═════ Provided data

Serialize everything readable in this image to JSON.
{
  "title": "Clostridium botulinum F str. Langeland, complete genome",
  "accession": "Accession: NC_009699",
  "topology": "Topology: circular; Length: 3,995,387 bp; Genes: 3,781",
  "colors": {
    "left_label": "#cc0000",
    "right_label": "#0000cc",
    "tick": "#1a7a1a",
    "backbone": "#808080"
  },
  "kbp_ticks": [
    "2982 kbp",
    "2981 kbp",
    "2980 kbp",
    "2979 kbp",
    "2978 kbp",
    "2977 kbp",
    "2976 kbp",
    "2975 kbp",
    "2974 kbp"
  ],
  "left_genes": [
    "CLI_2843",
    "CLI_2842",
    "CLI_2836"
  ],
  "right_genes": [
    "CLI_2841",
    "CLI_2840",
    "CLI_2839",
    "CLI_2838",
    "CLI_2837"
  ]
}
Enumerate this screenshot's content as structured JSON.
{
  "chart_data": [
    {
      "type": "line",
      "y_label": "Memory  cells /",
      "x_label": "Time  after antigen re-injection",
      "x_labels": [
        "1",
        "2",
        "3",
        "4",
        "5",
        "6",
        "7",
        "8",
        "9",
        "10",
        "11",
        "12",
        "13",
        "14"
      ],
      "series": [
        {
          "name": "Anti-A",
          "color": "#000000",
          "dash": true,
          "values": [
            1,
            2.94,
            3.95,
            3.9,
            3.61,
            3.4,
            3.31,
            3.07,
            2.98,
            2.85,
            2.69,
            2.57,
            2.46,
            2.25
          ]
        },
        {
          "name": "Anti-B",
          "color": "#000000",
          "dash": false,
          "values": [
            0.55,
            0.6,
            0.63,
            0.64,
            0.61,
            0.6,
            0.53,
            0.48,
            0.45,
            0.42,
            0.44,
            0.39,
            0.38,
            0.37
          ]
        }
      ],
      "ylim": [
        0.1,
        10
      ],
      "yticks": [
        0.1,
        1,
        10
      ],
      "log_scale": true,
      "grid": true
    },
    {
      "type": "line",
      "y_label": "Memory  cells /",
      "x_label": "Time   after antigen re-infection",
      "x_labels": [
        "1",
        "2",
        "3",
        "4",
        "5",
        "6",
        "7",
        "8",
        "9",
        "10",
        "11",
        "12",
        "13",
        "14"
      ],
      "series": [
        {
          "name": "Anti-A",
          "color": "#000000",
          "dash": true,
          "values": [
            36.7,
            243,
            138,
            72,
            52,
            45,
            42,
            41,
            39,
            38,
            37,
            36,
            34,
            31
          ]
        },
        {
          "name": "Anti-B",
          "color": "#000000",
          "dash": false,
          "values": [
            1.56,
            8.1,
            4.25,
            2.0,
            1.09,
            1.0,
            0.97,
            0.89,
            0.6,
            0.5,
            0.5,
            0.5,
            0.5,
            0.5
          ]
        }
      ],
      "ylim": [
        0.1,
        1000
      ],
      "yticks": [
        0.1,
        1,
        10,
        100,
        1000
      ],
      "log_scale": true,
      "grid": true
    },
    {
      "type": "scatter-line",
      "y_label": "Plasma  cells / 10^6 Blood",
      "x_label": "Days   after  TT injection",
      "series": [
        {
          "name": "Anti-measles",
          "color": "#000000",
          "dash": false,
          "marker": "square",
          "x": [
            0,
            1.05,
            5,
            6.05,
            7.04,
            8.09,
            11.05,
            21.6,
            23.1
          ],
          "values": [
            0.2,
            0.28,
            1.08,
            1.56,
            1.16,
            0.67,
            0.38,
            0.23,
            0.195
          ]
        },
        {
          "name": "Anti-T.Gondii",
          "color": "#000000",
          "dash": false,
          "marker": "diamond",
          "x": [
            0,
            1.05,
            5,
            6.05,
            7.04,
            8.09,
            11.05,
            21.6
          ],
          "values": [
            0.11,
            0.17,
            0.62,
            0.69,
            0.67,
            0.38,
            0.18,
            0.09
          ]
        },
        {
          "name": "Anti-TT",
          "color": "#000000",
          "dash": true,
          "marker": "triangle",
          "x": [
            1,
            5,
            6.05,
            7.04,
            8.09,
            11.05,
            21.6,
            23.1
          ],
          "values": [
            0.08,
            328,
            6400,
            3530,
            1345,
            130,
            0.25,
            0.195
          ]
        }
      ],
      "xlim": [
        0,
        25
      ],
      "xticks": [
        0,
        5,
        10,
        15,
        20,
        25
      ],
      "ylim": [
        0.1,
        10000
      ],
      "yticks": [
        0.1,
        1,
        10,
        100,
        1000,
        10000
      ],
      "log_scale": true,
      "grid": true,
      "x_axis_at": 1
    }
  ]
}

══════════

Your task
Output the data above exactly, please, line for line.

Result of this task
Serialize everything readable in this image to JSON.
{
  "title": "Clostridium botulinum F str. Langeland, complete genome",
  "accession": "Accession: NC_009699",
  "topology": "Topology: circular; Length: 3,995,387 bp; Genes: 3,781",
  "colors": {
    "left_label": "#cc0000",
    "right_label": "#0000cc",
    "tick": "#1a7a1a",
    "backbone": "#808080"
  },
  "kbp_ticks": [
    "2982 kbp",
    "2981 kbp",
    "2980 kbp",
    "2979 kbp",
    "2978 kbp",
    "2977 kbp",
    "2976 kbp",
    "2975 kbp",
    "2974 kbp"
  ],
  "left_genes": [
    "CLI_2843",
    "CLI_2842",
    "CLI_2836"
  ],
  "right_genes": [
    "CLI_2841",
    "CLI_2840",
    "CLI_2839",
    "CLI_2838",
    "CLI_2837"
  ]
}
Enumerate this screenshot's content as structured JSON.
{
  "chart_data": [
    {
      "type": "line",
      "y_label": "Memory  cells /",
      "x_label": "Time  after antigen re-injection",
      "x_labels": [
        "1",
        "2",
        "3",
        "4",
        "5",
        "6",
        "7",
        "8",
        "9",
        "10",
        "11",
        "12",
        "13",
        "14"
      ],
      "series": [
        {
          "name": "Anti-A",
          "color": "#000000",
          "dash": true,
          "values": [
            1,
            2.94,
            3.95,
            3.9,
            3.61,
            3.4,
            3.31,
            3.07,
            2.98,
            2.85,
            2.69,
            2.57,
            2.46,
            2.25
          ]
        },
        {
          "name": "Anti-B",
          "color": "#000000",
          "dash": false,
          "values": [
            0.55,
            0.6,
            0.63,
            0.64,
            0.61,
            0.6,
            0.53,
            0.48,
            0.45,
            0.42,
            0.44,
            0.39,
            0.38,
            0.37
          ]
        }
      ],
      "ylim": [
        0.1,
        10
      ],
      "yticks": [
        0.1,
        1,
        10
      ],
      "log_scale": true,
      "grid": true
    },
    {
      "type": "line",
      "y_label": "Memory  cells /",
      "x_label": "Time   after antigen re-infection",
      "x_labels": [
        "1",
        "2",
        "3",
        "4",
        "5",
        "6",
        "7",
        "8",
        "9",
        "10",
        "11",
        "12",
        "13",
        "14"
      ],
      "series": [
        {
          "name": "Anti-A",
          "color": "#000000",
          "dash": true,
          "values": [
            36.7,
            243,
            138,
            72,
            52,
            45,
            42,
            41,
            39,
            38,
            37,
            36,
            34,
            31
          ]
        },
        {
          "name": "Anti-B",
          "color": "#000000",
          "dash": false,
          "values": [
            1.56,
            8.1,
            4.25,
            2.0,
            1.09,
            1.0,
            0.97,
            0.89,
            0.6,
            0.5,
            0.5,
            0.5,
            0.5,
            0.5
          ]
        }
      ],
      "ylim": [
        0.1,
        1000
      ],
      "yticks": [
        0.1,
        1,
        10,
        100,
        1000
      ],
      "log_scale": true,
      "grid": true
    },
    {
      "type": "scatter-line",
      "y_label": "Plasma  cells / 10^6 Blood",
      "x_label": "Days   after  TT injection",
      "series": [
        {
          "name": "Anti-measles",
          "color": "#000000",
          "dash": false,
          "marker": "square",
          "x": [
            0,
            1.05,
            5,
            6.05,
            7.04,
            8.09,
            11.05,
            21.6,
            23.1
          ],
          "values": [
            0.2,
            0.28,
            1.08,
            1.56,
            1.16,
            0.67,
            0.38,
            0.23,
            0.195
          ]
        },
        {
          "name": "Anti-T.Gondii",
          "color": "#000000",
          "dash": false,
          "marker": "diamond",
          "x": [
            0,
            1.05,
            5,
            6.05,
            7.04,
            8.09,
            11.05,
            21.6
          ],
          "values": [
            0.11,
            0.17,
            0.62,
            0.69,
            0.67,
            0.38,
            0.18,
            0.09
          ]
        },
        {
          "name": "Anti-TT",
          "color": "#000000",
          "dash": true,
          "marker": "triangle",
          "x": [
            1,
            5,
            6.05,
            7.04,
            8.09,
            11.05,
            21.6,
            23.1
          ],
          "values": [
            0.08,
            328,
            6400,
            3530,
            1345,
            130,
            0.25,
            0.195
          ]
        }
      ],
      "xlim": [
        0,
        25
      ],
      "xticks": [
        0,
        5,
        10,
        15,
        20,
        25
      ],
      "ylim": [
        0.1,
        10000
      ],
      "yticks": [
        0.1,
        1,
        10,
        100,
        1000,
        10000
      ],
      "log_scale": true,
      "grid": true,
      "x_axis_at": 1
    }
  ]
}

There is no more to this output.